[Dataset items]
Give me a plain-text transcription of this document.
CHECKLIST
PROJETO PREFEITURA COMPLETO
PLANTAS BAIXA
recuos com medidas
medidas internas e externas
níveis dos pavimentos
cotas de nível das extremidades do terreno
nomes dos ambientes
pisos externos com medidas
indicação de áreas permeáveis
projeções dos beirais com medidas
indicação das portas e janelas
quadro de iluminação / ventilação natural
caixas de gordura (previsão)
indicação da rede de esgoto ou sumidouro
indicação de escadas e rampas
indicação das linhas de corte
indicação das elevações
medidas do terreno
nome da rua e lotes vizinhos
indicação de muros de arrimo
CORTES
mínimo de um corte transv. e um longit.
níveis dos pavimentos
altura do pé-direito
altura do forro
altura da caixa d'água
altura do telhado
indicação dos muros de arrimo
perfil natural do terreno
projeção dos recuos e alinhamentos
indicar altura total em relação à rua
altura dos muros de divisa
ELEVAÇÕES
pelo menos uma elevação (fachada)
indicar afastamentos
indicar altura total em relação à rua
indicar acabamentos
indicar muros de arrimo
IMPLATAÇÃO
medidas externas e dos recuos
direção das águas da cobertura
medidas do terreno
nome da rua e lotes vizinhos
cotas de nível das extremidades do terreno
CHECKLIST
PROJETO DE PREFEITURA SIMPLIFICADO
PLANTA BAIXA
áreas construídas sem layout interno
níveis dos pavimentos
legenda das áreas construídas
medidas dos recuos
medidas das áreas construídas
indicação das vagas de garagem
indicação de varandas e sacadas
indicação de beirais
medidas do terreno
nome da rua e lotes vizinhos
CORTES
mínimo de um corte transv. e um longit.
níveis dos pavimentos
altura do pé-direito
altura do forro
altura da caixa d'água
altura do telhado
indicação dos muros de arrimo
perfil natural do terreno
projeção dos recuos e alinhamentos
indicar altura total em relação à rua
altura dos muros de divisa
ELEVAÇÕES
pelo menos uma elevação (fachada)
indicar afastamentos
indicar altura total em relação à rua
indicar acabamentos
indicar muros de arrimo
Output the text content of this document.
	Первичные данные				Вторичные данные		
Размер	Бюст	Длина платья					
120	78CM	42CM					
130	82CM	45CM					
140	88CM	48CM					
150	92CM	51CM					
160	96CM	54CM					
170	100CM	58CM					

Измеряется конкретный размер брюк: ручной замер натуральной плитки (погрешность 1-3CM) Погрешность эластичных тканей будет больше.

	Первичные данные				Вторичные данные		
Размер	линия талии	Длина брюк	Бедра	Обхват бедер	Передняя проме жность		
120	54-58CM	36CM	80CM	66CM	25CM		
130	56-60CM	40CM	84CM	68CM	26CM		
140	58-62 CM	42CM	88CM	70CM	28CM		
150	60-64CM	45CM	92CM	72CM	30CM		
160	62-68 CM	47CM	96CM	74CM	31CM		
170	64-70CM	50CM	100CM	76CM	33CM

> [PROBLEM DESCRIPTION]:
Retype every record above exactly as it appears.

> [RESPONSE BELOW]:
Give me a plain-text transcription of this document.
CHECKLIST
PROJETO PREFEITURA COMPLETO
PLANTAS BAIXA
recuos com medidas
medidas internas e externas
níveis dos pavimentos
cotas de nível das extremidades do terreno
nomes dos ambientes
pisos externos com medidas
indicação de áreas permeáveis
projeções dos beirais com medidas
indicação das portas e janelas
quadro de iluminação / ventilação natural
caixas de gordura (previsão)
indicação da rede de esgoto ou sumidouro
indicação de escadas e rampas
indicação das linhas de corte
indicação das elevações
medidas do terreno
nome da rua e lotes vizinhos
indicação de muros de arrimo
CORTES
mínimo de um corte transv. e um longit.
níveis dos pavimentos
altura do pé-direito
altura do forro
altura da caixa d'água
altura do telhado
indicação dos muros de arrimo
perfil natural do terreno
projeção dos recuos e alinhamentos
indicar altura total em relação à rua
altura dos muros de divisa
ELEVAÇÕES
pelo menos uma elevação (fachada)
indicar afastamentos
indicar altura total em relação à rua
indicar acabamentos
indicar muros de arrimo
IMPLATAÇÃO
medidas externas e dos recuos
direção das águas da cobertura
medidas do terreno
nome da rua e lotes vizinhos
cotas de nível das extremidades do terreno
CHECKLIST
PROJETO DE PREFEITURA SIMPLIFICADO
PLANTA BAIXA
áreas construídas sem layout interno
níveis dos pavimentos
legenda das áreas construídas
medidas dos recuos
medidas das áreas construídas
indicação das vagas de garagem
indicação de varandas e sacadas
indicação de beirais
medidas do terreno
nome da rua e lotes vizinhos
CORTES
mínimo de um corte transv. e um longit.
níveis dos pavimentos
altura do pé-direito
altura do forro
altura da caixa d'água
altura do telhado
indicação dos muros de arrimo
perfil natural do terreno
projeção dos recuos e alinhamentos
indicar altura total em relação à rua
altura dos muros de divisa
ELEVAÇÕES
pelo menos uma elevação (fachada)
indicar afastamentos
indicar altura total em relação à rua
indicar acabamentos
indicar muros de arrimo
Output the text content of this document.
	Первичные данные				Вторичные данные		
Размер	Бюст	Длина платья					
120	78CM	42CM					
130	82CM	45CM					
140	88CM	48CM					
150	92CM	51CM					
160	96CM	54CM					
170	100CM	58CM					

Измеряется конкретный размер брюк: ручной замер натуральной плитки (погрешность 1-3CM) Погрешность эластичных тканей будет больше.

	Первичные данные				Вторичные данные		
Размер	линия талии	Длина брюк	Бедра	Обхват бедер	Передняя проме жность		
120	54-58CM	36CM	80CM	66CM	25CM		
130	56-60CM	40CM	84CM	68CM	26CM		
140	58-62 CM	42CM	88CM	70CM	28CM		
150	60-64CM	45CM	92CM	72CM	30CM		
160	62-68 CM	47CM	96CM	74CM	31CM		
170	64-70CM	50CM	100CM	76CM	33CM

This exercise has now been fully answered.